SURABAYA (global-news.co.id) – Belum adanya lahan pembuangan limbah B3 (Bahan Berbahaya dan Beracun) secara legal membuat Pemprov Jatim harus kucing-kucingan dengan para pengusaha. Karenanya, Fraksi Demokrat Jatim mendesak Pemprov Jatim menyiapkan SDM yang benar-benar kapabel untuk menyosialisasikan keberadaan lahan pembuangan B3 baik ke masyarakat dan Lembaga Swadaya Masyarakat (LSM).
Ketua Fraksi Demokrat Jatim Sri Subianti menegaskan belum adanya lahan yang legal untuk pembuangan limbah B3 sangat merugikan Pemprov Jatim. Karena itu dibutuhkan SDM yang kapabel dalam menyosialisasikan adanya keberadaan limbah B3 di Jatim. Ini penting, karena untuk menekan angka pembuangan limbah B3 di Mojokerto yang terjadi akhir-akhir ini secara ilegal yang justru merugikan rakyat.
“Kita tahu saat Pakde Karwo duduk sebagai gubernur pernah menggagas keberadaan pembuangan serta pengelolaan limbah B3 di Kecamatan Dawarblandong Mojokerto. Begitupun dengan Bu Khofifah di Lamongan. Tapi apa nyatanya semua ditolak oleh masyarakat sekitar dan LSM. Dan kalau hal ini dibiarkan dan tidak ada solusi, maka Pemprov Jatim dan masyarakat yang dirugikan,”tegas perempuan ayu berjilbab ini, Rabu (25/12/2019).
Ditambahkannya dengan kondisi ini banyak perusahaan di Jatim yang membuang limbah B3nya di Cilincing Cibinong Jawa Barat. Tentu saja mereka menanggung cost yang tinggi. Dan risikonya membuat perusahaan tidak dapat bersaing karena menanggung cost tinggi hanya untuk membuang limbah B3. Karena itu untuk mengatasinya dewan mendesak Pemprov Jatim untuk segera memiliki lahan sendiri untuk pengelolaan limbah B3. Selain meringankan perusahaan yang memanfaatkan lahan pembuangan limbah B3, sekaligus rakyat mendapatkan keuntungan dari hasil pengelolaan limbah karena dapat terkonsentrasi di satu tempat. Tidak seperti saat ini, oleh perusahaan dibuang sembarangan demi menekan cost yang ditanggung.

* Ketentuan Tugas
Tuliskan kembali kata demi kata seluruh teks di atas tentang lahan pembuangan limbah B3 di Jawa Timur.

* Rekaman Hasil Ekstraksi

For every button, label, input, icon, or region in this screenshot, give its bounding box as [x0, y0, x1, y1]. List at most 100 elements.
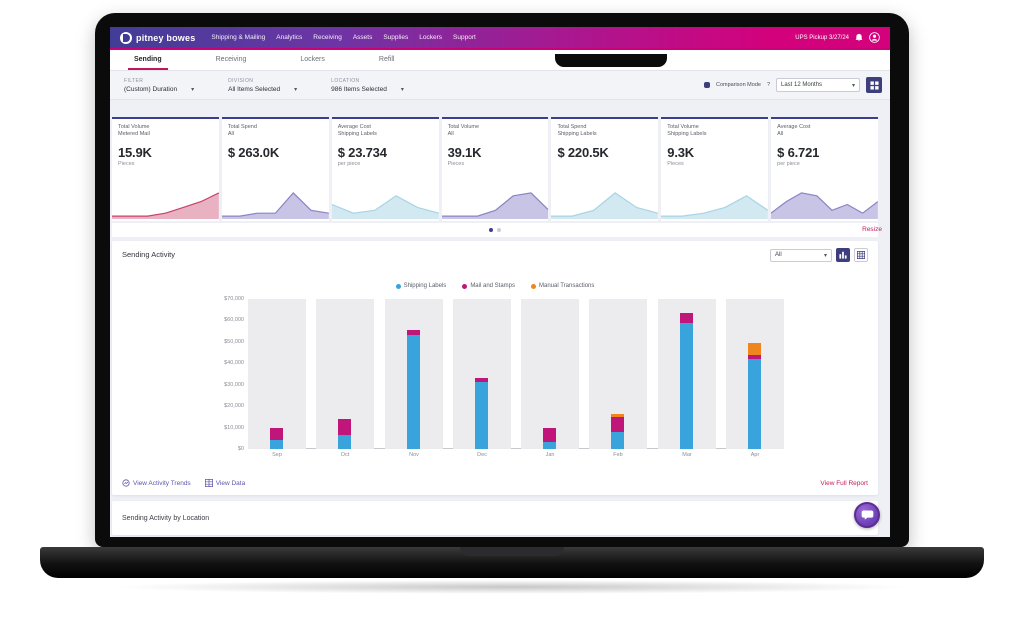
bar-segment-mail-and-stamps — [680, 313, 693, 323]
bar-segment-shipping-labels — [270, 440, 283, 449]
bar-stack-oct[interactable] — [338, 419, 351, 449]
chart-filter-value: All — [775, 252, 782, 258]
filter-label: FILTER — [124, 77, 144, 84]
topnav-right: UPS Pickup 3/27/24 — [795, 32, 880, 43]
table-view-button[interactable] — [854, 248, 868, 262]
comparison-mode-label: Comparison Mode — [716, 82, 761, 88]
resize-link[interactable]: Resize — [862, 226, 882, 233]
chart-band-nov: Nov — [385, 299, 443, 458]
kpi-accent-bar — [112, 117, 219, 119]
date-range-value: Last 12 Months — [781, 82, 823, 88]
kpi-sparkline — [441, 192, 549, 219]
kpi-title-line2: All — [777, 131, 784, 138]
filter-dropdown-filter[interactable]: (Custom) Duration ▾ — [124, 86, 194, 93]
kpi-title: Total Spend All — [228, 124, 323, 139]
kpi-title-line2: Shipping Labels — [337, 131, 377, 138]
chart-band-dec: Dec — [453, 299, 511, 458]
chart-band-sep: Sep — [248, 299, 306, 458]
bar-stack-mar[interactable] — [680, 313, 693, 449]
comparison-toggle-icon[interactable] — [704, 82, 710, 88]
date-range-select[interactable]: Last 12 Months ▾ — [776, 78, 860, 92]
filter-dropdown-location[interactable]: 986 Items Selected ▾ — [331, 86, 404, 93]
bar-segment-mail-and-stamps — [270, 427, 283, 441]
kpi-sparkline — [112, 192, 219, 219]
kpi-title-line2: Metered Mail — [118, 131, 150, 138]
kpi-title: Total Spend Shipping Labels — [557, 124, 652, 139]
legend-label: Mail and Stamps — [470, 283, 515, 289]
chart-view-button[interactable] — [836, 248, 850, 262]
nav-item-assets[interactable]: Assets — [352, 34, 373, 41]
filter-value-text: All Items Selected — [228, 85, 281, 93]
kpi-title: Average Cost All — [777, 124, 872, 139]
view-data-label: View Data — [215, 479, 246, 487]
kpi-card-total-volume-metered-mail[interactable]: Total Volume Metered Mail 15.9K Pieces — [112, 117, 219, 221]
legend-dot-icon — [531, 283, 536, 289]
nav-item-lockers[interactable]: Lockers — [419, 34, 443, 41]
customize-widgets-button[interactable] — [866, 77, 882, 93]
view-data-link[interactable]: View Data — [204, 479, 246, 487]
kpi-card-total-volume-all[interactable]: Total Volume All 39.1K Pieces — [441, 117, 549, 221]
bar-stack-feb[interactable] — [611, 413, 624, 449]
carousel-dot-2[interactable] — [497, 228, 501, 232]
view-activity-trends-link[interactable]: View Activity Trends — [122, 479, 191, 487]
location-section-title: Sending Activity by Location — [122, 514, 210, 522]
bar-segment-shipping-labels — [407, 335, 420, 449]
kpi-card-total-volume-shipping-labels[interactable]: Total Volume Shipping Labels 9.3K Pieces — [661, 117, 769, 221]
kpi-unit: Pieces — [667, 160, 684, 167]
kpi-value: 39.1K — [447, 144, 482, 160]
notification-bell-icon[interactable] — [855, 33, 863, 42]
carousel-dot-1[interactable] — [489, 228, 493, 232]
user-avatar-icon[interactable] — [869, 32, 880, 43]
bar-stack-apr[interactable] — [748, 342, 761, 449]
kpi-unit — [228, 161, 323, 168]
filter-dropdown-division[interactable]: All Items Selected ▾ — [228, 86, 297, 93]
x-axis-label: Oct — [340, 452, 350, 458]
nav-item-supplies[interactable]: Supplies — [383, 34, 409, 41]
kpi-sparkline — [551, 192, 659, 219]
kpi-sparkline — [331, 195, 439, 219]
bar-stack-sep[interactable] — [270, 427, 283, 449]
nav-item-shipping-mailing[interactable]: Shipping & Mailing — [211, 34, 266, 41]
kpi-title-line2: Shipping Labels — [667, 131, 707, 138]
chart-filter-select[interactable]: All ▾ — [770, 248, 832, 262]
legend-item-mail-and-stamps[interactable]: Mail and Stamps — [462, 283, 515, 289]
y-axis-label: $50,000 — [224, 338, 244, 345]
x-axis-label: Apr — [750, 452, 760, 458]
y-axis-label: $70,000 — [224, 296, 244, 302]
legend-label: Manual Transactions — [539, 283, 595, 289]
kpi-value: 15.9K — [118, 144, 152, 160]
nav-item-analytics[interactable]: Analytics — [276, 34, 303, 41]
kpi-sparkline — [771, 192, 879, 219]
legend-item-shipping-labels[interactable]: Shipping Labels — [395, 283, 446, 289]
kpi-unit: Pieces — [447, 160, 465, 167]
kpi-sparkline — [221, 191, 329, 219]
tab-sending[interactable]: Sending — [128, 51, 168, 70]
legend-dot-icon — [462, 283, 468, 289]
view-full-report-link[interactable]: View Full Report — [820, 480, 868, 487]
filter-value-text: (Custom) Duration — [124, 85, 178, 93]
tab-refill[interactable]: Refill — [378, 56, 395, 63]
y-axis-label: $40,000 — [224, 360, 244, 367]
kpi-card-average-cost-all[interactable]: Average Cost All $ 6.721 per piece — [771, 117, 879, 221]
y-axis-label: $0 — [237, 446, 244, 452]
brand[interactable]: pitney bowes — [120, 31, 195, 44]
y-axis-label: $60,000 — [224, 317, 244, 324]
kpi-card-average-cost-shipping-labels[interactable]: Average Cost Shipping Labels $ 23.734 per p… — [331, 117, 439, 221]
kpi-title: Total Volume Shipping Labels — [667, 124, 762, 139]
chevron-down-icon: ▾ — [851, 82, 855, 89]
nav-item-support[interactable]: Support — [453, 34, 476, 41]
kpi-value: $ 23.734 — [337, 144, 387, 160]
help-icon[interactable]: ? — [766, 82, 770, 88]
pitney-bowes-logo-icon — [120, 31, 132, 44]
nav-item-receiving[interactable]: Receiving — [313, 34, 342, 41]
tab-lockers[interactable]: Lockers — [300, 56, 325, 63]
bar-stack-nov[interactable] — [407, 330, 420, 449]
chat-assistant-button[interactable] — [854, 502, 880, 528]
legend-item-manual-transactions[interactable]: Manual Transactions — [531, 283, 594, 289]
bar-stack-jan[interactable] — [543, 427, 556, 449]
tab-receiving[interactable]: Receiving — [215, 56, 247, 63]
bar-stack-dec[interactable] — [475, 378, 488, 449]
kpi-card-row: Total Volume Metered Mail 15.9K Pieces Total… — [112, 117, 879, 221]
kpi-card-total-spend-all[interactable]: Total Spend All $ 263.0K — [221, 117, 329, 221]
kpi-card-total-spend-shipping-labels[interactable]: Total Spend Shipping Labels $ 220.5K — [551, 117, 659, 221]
--
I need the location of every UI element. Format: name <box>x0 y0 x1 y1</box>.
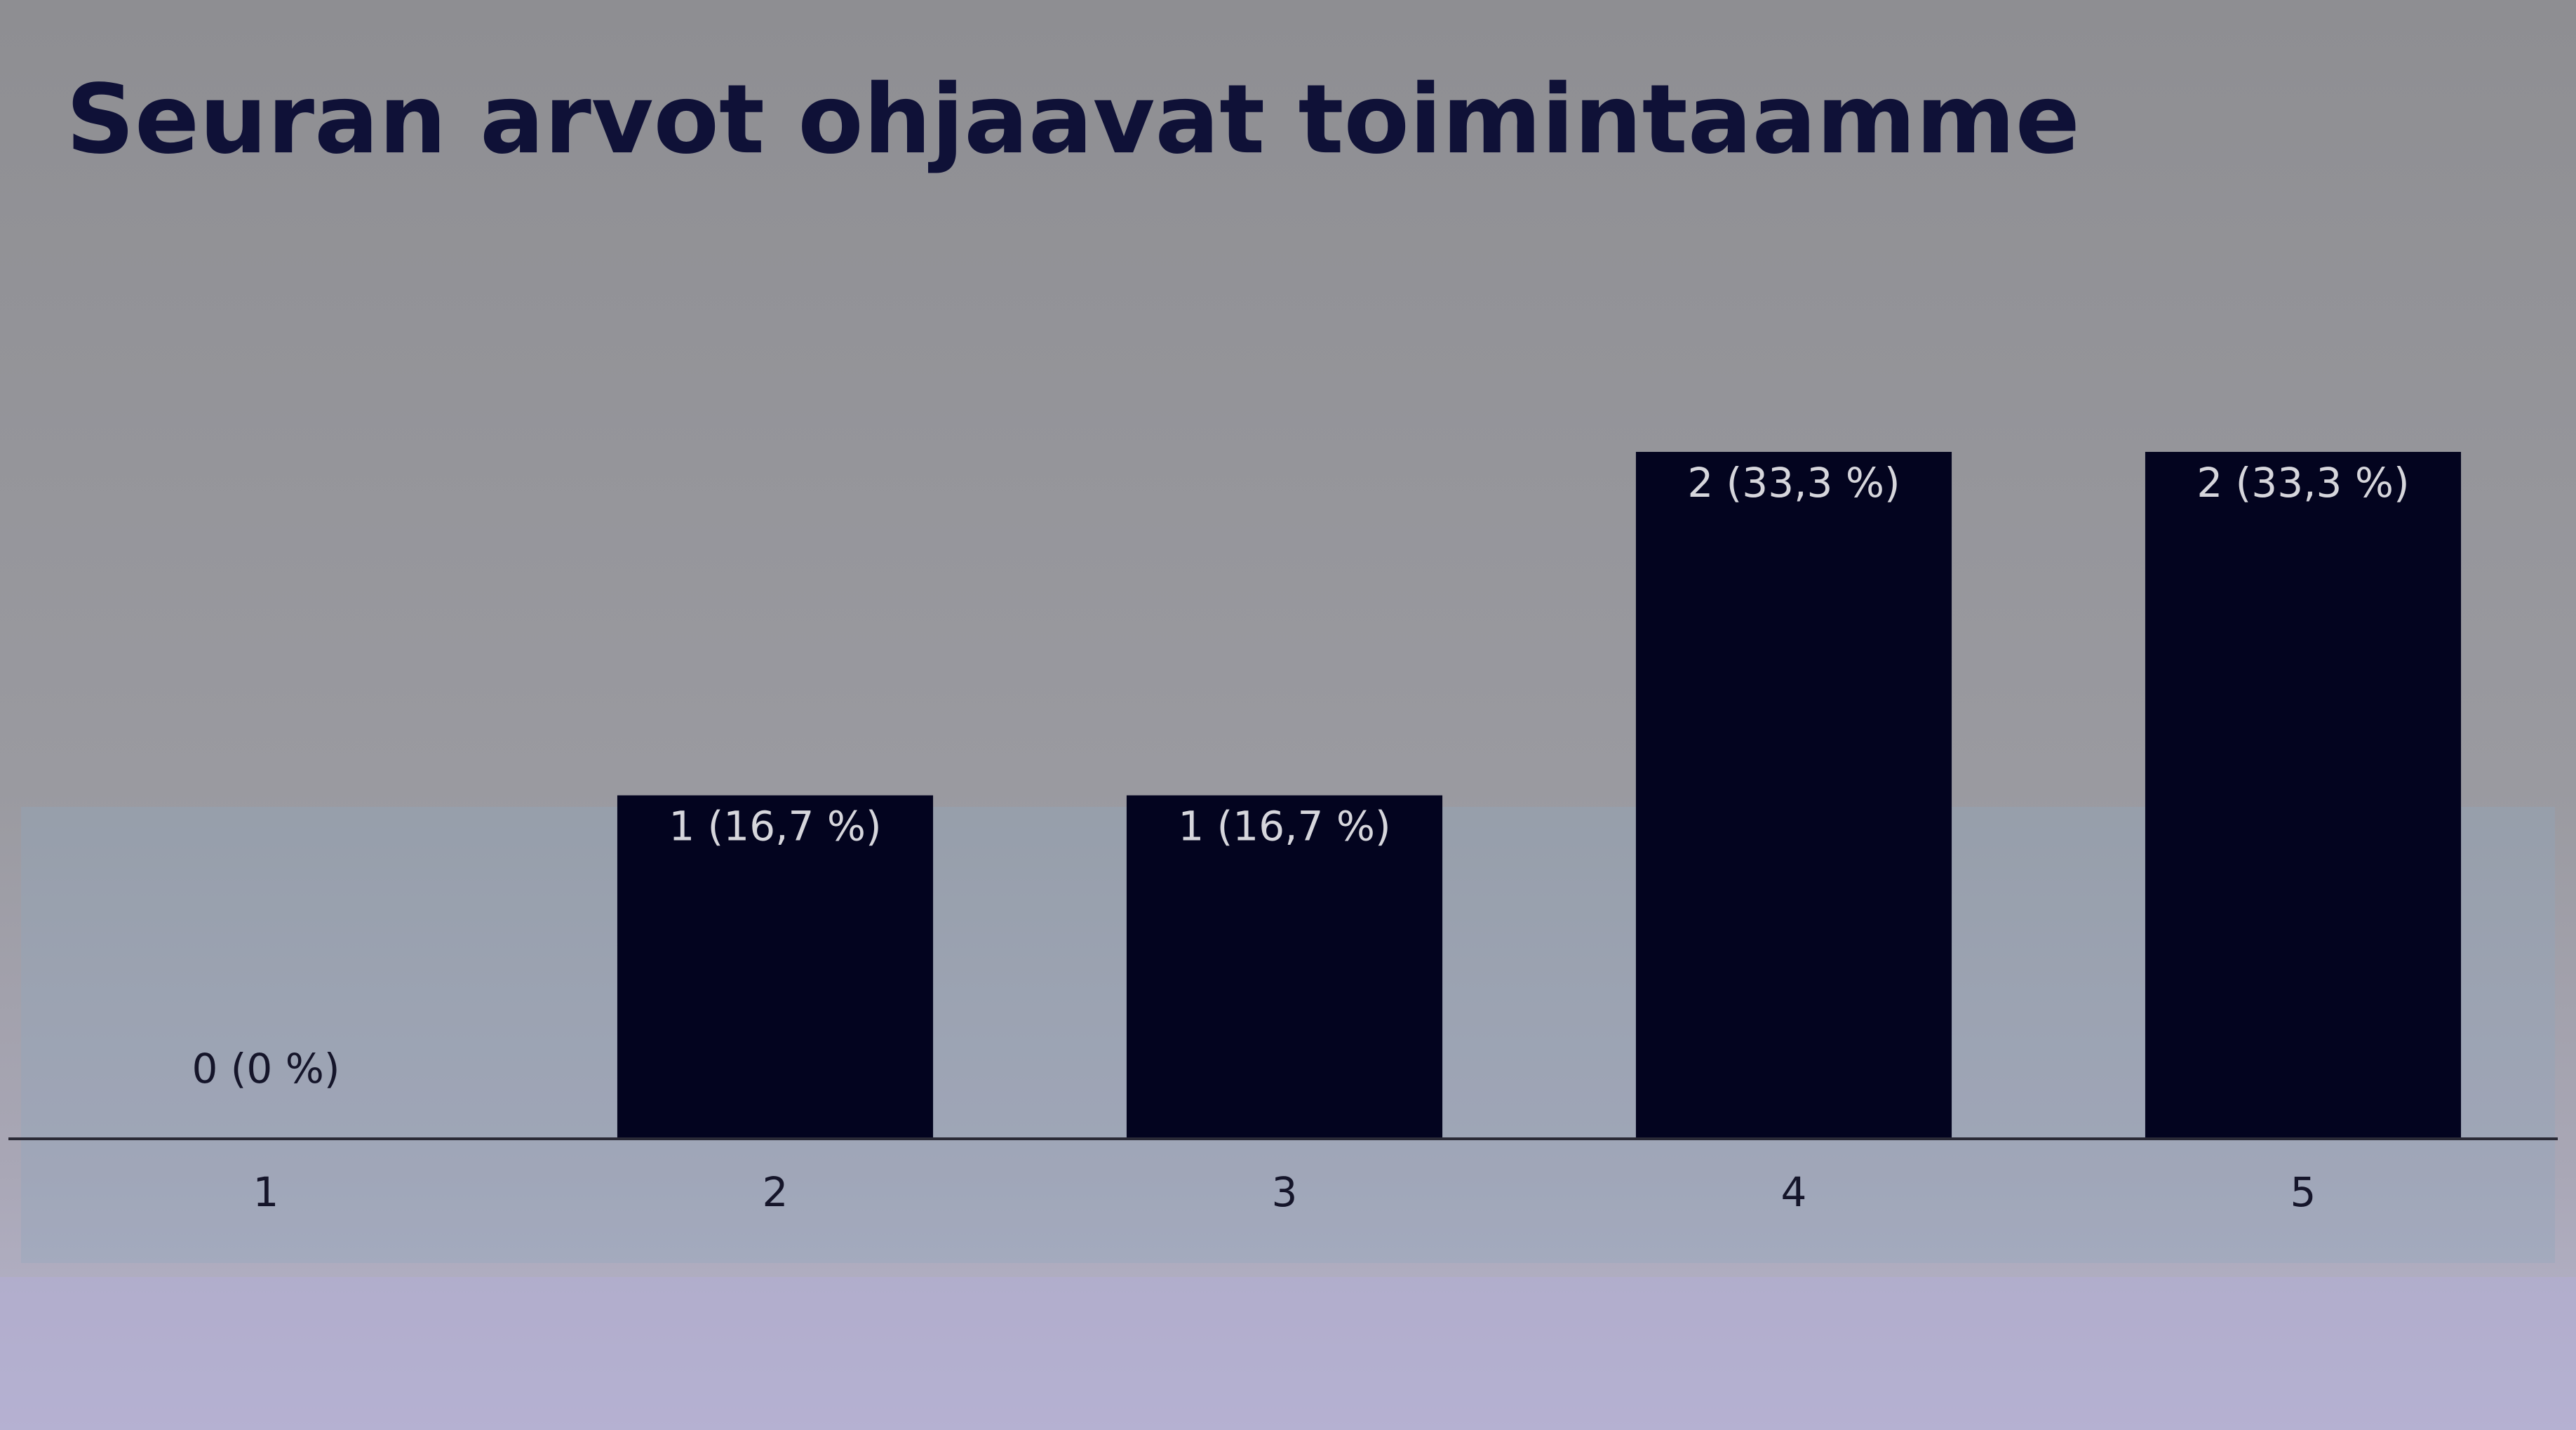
---
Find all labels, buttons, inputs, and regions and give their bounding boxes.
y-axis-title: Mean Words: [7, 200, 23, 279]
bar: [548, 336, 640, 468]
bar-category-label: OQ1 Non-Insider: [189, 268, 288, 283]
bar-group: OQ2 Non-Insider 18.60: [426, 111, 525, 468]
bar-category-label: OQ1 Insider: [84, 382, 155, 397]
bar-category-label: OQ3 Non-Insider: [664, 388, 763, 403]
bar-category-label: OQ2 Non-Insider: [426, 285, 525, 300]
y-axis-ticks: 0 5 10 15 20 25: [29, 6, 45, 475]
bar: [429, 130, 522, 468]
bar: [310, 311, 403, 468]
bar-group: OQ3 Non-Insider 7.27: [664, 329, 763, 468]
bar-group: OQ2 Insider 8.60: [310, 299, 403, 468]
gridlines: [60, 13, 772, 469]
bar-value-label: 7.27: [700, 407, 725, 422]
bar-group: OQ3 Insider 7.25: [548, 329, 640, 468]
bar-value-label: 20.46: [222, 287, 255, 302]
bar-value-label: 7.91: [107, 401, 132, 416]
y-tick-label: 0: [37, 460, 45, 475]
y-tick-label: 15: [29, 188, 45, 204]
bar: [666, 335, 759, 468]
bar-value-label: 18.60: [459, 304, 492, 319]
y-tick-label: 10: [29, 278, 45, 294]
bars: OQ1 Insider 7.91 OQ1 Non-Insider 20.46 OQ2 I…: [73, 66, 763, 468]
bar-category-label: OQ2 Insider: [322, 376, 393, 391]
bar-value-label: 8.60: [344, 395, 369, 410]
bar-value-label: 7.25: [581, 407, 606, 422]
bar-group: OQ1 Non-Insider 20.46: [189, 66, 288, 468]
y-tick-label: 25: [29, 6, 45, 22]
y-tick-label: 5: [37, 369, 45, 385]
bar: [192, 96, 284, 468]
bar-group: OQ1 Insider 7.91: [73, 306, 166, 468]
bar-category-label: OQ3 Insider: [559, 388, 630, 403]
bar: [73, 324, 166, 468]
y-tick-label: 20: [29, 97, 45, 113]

* Penyelesaian Soal
SURABAYA (global-news.co.id) – Belum adanya lahan pembuangan limbah B3 (Bahan Berbahaya dan Beracun) secara legal membuat Pemprov Jatim harus kucing-kucingan dengan para pengusaha. Karenanya, Fraksi Demokrat Jatim mendesak Pemprov Jatim menyiapkan SDM yang benar-benar kapabel untuk menyosialisasikan keberadaan lahan pembuangan B3 baik ke masyarakat dan Lembaga Swadaya Masyarakat (LSM).
Ketua Fraksi Demokrat Jatim Sri Subianti menegaskan belum adanya lahan yang legal untuk pembuangan limbah B3 sangat merugikan Pemprov Jatim. Karena itu dibutuhkan SDM yang kapabel dalam menyosialisasikan adanya keberadaan limbah B3 di Jatim. Ini penting, karena untuk menekan angka pembuangan limbah B3 di Mojokerto yang terjadi akhir-akhir ini secara ilegal yang justru merugikan rakyat.
“Kita tahu saat Pakde Karwo duduk sebagai gubernur pernah menggagas keberadaan pembuangan serta pengelolaan limbah B3 di Kecamatan Dawarblandong Mojokerto. Begitupun dengan Bu Khofifah di Lamongan. Tapi apa nyatanya semua ditolak oleh masyarakat sekitar dan LSM. Dan kalau hal ini dibiarkan dan tidak ada solusi, maka Pemprov Jatim dan masyarakat yang dirugikan,”tegas perempuan ayu berjilbab ini, Rabu (25/12/2019).
Ditambahkannya dengan kondisi ini banyak perusahaan di Jatim yang membuang limbah B3nya di Cilincing Cibinong Jawa Barat. Tentu saja mereka menanggung cost yang tinggi. Dan risikonya membuat perusahaan tidak dapat bersaing karena menanggung cost tinggi hanya untuk membuang limbah B3. Karena itu untuk mengatasinya dewan mendesak Pemprov Jatim untuk segera memiliki lahan sendiri untuk pengelolaan limbah B3. Selain meringankan perusahaan yang memanfaatkan lahan pembuangan limbah B3, sekaligus rakyat mendapatkan keuntungan dari hasil pengelolaan limbah karena dapat terkonsentrasi di satu tempat. Tidak seperti saat ini, oleh perusahaan dibuang sembarangan demi menekan cost yang ditanggung.